Recorded data
________________________________________

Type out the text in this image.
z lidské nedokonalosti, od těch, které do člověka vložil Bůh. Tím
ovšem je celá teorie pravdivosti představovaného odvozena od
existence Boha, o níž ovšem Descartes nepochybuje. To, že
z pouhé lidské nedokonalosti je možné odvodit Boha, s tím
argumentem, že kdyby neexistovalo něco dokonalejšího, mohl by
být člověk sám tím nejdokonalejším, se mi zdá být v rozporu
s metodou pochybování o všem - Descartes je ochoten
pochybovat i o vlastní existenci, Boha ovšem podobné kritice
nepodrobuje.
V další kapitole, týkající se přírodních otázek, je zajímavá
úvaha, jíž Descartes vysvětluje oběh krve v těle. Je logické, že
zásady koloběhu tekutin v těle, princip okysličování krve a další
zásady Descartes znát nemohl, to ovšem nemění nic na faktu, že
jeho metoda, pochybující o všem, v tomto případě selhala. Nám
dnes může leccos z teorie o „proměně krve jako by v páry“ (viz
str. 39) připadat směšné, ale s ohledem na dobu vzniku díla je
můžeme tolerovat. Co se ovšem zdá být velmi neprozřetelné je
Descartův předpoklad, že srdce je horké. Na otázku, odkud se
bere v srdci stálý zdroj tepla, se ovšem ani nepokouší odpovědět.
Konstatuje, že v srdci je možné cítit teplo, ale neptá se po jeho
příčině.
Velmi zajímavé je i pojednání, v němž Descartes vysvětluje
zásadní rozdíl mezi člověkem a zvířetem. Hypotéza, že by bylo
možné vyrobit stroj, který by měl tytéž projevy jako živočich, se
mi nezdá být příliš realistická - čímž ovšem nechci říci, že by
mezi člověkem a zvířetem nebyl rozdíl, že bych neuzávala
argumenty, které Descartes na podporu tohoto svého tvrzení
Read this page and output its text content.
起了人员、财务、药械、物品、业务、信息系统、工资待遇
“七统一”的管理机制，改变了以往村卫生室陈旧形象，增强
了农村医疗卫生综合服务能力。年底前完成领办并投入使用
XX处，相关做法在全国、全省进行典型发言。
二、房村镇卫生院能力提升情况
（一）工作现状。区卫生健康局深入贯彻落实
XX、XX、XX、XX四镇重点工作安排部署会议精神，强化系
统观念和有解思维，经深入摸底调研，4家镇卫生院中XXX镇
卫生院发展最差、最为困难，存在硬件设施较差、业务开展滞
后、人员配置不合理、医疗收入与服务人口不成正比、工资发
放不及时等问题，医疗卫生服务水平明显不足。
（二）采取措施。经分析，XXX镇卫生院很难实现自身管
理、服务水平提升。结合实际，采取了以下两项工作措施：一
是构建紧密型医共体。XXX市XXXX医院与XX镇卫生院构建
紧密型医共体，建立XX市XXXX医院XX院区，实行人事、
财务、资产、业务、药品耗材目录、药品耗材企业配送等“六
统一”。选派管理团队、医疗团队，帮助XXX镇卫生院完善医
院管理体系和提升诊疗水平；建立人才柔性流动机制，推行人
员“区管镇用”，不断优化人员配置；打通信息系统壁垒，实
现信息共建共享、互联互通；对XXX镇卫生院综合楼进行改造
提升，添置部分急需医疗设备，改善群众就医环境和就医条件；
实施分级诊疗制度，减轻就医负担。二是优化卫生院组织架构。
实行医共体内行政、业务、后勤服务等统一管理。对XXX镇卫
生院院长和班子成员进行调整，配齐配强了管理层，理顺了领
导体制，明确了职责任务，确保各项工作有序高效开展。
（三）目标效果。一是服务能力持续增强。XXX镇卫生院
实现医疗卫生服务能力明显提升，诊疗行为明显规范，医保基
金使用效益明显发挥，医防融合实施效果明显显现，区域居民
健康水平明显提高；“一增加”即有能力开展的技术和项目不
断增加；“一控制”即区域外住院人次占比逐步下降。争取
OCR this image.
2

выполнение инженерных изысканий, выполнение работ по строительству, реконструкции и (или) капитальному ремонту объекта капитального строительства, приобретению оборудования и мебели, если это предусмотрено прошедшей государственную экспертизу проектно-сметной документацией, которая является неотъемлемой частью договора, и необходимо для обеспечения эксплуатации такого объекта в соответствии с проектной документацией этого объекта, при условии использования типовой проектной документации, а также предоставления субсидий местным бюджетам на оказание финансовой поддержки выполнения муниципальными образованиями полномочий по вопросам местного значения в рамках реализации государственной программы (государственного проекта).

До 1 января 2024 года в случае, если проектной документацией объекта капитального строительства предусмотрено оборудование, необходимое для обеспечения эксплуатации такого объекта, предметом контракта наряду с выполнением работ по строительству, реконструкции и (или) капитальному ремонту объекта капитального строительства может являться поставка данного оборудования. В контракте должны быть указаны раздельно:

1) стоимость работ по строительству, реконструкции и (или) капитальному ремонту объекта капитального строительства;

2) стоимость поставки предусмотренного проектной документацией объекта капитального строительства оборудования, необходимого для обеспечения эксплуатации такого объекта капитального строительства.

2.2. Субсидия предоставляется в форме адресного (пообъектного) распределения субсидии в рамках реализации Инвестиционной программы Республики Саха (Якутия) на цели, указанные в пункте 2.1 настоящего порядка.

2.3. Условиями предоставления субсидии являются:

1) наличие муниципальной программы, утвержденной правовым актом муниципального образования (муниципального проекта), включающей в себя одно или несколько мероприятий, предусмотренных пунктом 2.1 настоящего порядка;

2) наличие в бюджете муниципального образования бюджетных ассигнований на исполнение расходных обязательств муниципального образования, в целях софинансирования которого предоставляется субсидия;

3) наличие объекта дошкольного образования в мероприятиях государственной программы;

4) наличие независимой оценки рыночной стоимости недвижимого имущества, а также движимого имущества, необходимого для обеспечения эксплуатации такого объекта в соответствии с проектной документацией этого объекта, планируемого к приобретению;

________________________________________

Find every line that holds "mezi" and copy it.

[Right answer]
zásadní rozdíl mezi člověkem a zvířetem. Hypotéza, že by bylo
mezi člověkem a zvířetem nebyl rozdíl, že bych neuzávala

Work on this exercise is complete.